§ The problem
Print all the records exactly, please.
═══ Material for this exercise
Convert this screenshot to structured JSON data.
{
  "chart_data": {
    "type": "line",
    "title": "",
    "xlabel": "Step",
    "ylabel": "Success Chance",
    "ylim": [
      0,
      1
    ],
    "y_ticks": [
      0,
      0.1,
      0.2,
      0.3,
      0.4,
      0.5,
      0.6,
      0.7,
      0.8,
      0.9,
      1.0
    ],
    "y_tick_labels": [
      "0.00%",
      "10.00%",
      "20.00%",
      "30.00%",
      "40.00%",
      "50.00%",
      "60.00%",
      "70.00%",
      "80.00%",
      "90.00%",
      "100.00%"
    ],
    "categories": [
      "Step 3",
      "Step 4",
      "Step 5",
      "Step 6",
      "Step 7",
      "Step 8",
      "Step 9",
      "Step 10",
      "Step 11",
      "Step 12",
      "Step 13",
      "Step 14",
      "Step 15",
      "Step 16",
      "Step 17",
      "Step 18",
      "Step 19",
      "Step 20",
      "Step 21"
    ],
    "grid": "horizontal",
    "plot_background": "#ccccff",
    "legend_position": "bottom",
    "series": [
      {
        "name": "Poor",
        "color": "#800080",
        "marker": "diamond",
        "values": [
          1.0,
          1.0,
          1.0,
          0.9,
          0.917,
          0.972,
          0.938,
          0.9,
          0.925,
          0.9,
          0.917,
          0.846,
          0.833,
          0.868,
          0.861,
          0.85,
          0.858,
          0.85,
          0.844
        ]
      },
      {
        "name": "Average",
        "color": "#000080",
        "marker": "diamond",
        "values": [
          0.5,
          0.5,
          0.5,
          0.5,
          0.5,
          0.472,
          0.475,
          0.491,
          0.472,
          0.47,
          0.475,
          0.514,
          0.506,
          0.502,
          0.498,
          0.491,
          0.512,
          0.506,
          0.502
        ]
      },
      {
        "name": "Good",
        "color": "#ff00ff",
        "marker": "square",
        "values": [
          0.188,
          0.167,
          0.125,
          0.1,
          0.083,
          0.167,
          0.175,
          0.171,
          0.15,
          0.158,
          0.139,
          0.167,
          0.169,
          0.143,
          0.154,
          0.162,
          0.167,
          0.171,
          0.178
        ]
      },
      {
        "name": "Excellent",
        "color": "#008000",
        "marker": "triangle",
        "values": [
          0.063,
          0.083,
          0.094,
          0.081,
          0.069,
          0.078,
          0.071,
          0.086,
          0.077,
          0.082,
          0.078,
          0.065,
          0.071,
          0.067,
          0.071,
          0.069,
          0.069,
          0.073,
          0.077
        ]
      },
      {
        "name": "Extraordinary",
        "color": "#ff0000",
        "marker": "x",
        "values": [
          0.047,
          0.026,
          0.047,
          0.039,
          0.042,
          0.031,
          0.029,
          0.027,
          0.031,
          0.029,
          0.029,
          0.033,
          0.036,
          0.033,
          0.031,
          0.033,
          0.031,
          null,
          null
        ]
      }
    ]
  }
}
══════
§ Solved exercise
Convert this screenshot to structured JSON data.
{
  "chart_data": {
    "type": "line",
    "title": "",
    "xlabel": "Step",
    "ylabel": "Success Chance",
    "ylim": [
      0,
      1
    ],
    "y_ticks": [
      0,
      0.1,
      0.2,
      0.3,
      0.4,
      0.5,
      0.6,
      0.7,
      0.8,
      0.9,
      1.0
    ],
    "y_tick_labels": [
      "0.00%",
      "10.00%",
      "20.00%",
      "30.00%",
      "40.00%",
      "50.00%",
      "60.00%",
      "70.00%",
      "80.00%",
      "90.00%",
      "100.00%"
    ],
    "categories": [
      "Step 3",
      "Step 4",
      "Step 5",
      "Step 6",
      "Step 7",
      "Step 8",
      "Step 9",
      "Step 10",
      "Step 11",
      "Step 12",
      "Step 13",
      "Step 14",
      "Step 15",
      "Step 16",
      "Step 17",
      "Step 18",
      "Step 19",
      "Step 20",
      "Step 21"
    ],
    "grid": "horizontal",
    "plot_background": "#ccccff",
    "legend_position": "bottom",
    "series": [
      {
        "name": "Poor",
        "color": "#800080",
        "marker": "diamond",
        "values": [
          1.0,
          1.0,
          1.0,
          0.9,
          0.917,
          0.972,
          0.938,
          0.9,
          0.925,
          0.9,
          0.917,
          0.846,
          0.833,
          0.868,
          0.861,
          0.85,
          0.858,
          0.85,
          0.844
        ]
      },
      {
        "name": "Average",
        "color": "#000080",
        "marker": "diamond",
        "values": [
          0.5,
          0.5,
          0.5,
          0.5,
          0.5,
          0.472,
          0.475,
          0.491,
          0.472,
          0.47,
          0.475,
          0.514,
          0.506,
          0.502,
          0.498,
          0.491,
          0.512,
          0.506,
          0.502
        ]
      },
      {
        "name": "Good",
        "color": "#ff00ff",
        "marker": "square",
        "values": [
          0.188,
          0.167,
          0.125,
          0.1,
          0.083,
          0.167,
          0.175,
          0.171,
          0.15,
          0.158,
          0.139,
          0.167,
          0.169,
          0.143,
          0.154,
          0.162,
          0.167,
          0.171,
          0.178
        ]
      },
      {
        "name": "Excellent",
        "color": "#008000",
        "marker": "triangle",
        "values": [
          0.063,
          0.083,
          0.094,
          0.081,
          0.069,
          0.078,
          0.071,
          0.086,
          0.077,
          0.082,
          0.078,
          0.065,
          0.071,
          0.067,
          0.071,
          0.069,
          0.069,
          0.073,
          0.077
        ]
      },
      {
        "name": "Extraordinary",
        "color": "#ff0000",
        "marker": "x",
        "values": [
          0.047,
          0.026,
          0.047,
          0.039,
          0.042,
          0.031,
          0.029,
          0.027,
          0.031,
          0.029,
          0.029,
          0.033,
          0.036,
          0.033,
          0.031,
          0.033,
          0.031,
          null,
          null
        ]
      }
    ]
  }
}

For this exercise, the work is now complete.